→ **What to do**: Reproduce every record exactly as it appears, but not the pictures.

Data records

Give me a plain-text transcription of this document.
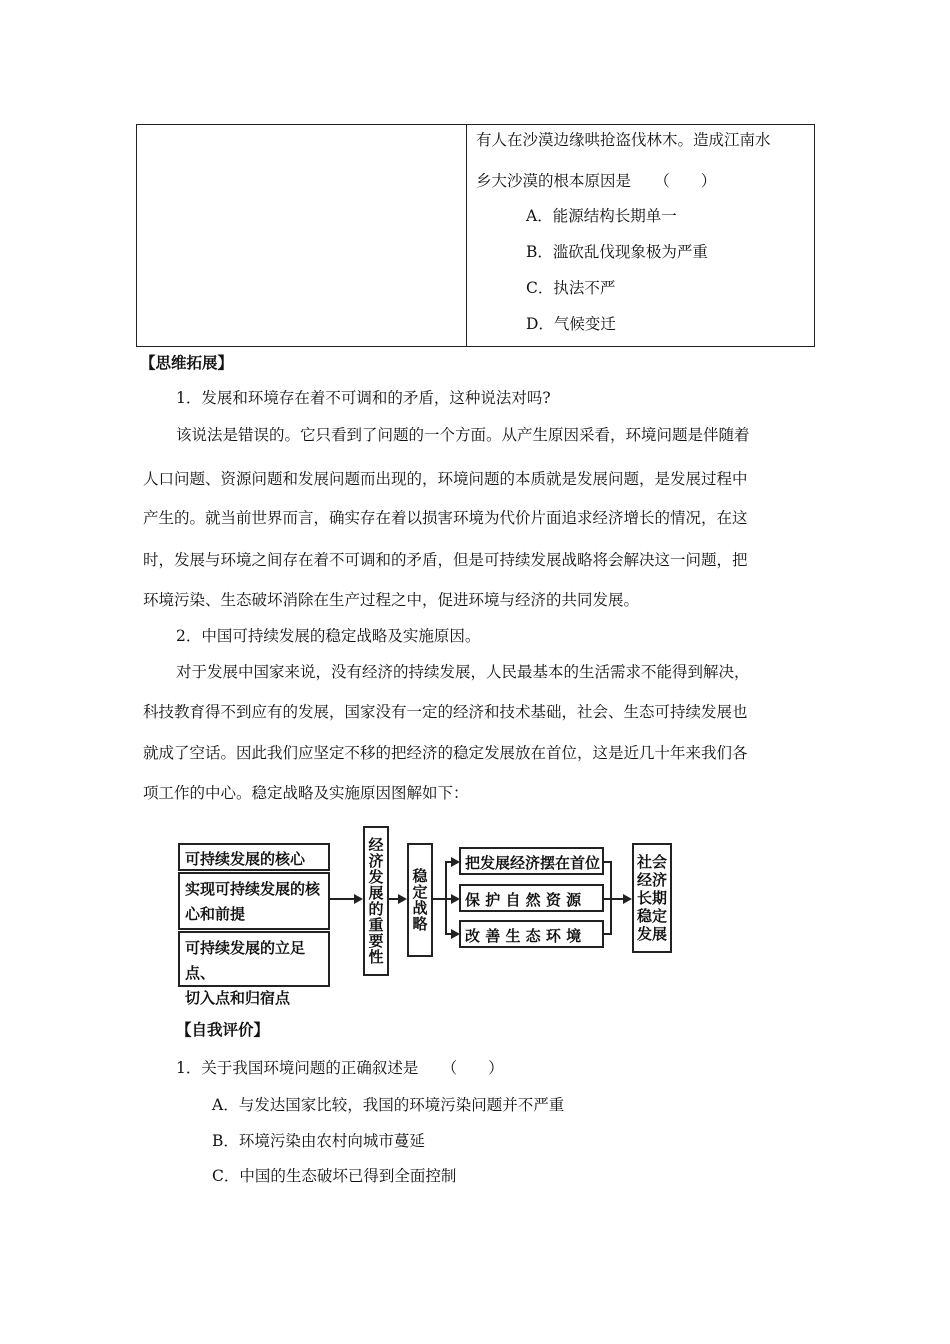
有人在沙漠边缘哄抢盗伐林木。造成江南水
乡大沙漠的根本原因是　　（　　）
A．能源结构长期单一
B．滥砍乱伐现象极为严重
C．执法不严
D．气候变迁
【思维拓展】
1．发展和环境存在着不可调和的矛盾，这种说法对吗?
该说法是错误的。它只看到了问题的一个方面。从产生原因采看，环境问题是伴随着
人口问题、资源问题和发展问题而出现的，环境问题的本质就是发展问题，是发展过程中
产生的。就当前世界而言，确实存在着以损害环境为代价片面追求经济增长的情况，在这
时，发展与环境之间存在着不可调和的矛盾，但是可持续发展战略将会解决这一问题，把
环境污染、生态破坏消除在生产过程之中，促进环境与经济的共同发展。
2．中国可持续发展的稳定战略及实施原因。
对于发展中国家来说，没有经济的持续发展，人民最基本的生活需求不能得到解决，
科技教育得不到应有的发展，国家没有一定的经济和技术基础，社会、生态可持续发展也
就成了空话。因此我们应坚定不移的把经济的稳定发展放在首位，这是近几十年来我们各
项工作的中心。稳定战略及实施原因图解如下：
可持续发展的核心
实现可持续发展的核
心和前提
可持续发展的立足点、
切入点和归宿点
经济发展的重要性	稳定战略
把发展经济摆在首位
保 护 自 然 资 源
改 善 生 态 环 境
社会经济长期稳定发展
【自我评价】
1．关于我国环境问题的正确叙述是　　（　　）
A．与发达国家比较，我国的环境污染问题并不严重
B．环境污染由农村向城市蔓延
C．中国的生态破坏已得到全面控制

→ **Exercise response**:
Give me a plain-text transcription of this document.
有人在沙漠边缘哄抢盗伐林木。造成江南水
乡大沙漠的根本原因是　　（　　）
A．能源结构长期单一
B．滥砍乱伐现象极为严重
C．执法不严
D．气候变迁
【思维拓展】
1．发展和环境存在着不可调和的矛盾，这种说法对吗?
该说法是错误的。它只看到了问题的一个方面。从产生原因采看，环境问题是伴随着
人口问题、资源问题和发展问题而出现的，环境问题的本质就是发展问题，是发展过程中
产生的。就当前世界而言，确实存在着以损害环境为代价片面追求经济增长的情况，在这
时，发展与环境之间存在着不可调和的矛盾，但是可持续发展战略将会解决这一问题，把
环境污染、生态破坏消除在生产过程之中，促进环境与经济的共同发展。
2．中国可持续发展的稳定战略及实施原因。
对于发展中国家来说，没有经济的持续发展，人民最基本的生活需求不能得到解决，
科技教育得不到应有的发展，国家没有一定的经济和技术基础，社会、生态可持续发展也
就成了空话。因此我们应坚定不移的把经济的稳定发展放在首位，这是近几十年来我们各
项工作的中心。稳定战略及实施原因图解如下：
可持续发展的核心
实现可持续发展的核
心和前提
可持续发展的立足点、
切入点和归宿点
经济发展的重要性	稳定战略
把发展经济摆在首位
保 护 自 然 资 源
改 善 生 态 环 境
社会经济长期稳定发展
【自我评价】
1．关于我国环境问题的正确叙述是　　（　　）
A．与发达国家比较，我国的环境污染问题并不严重
B．环境污染由农村向城市蔓延
C．中国的生态破坏已得到全面控制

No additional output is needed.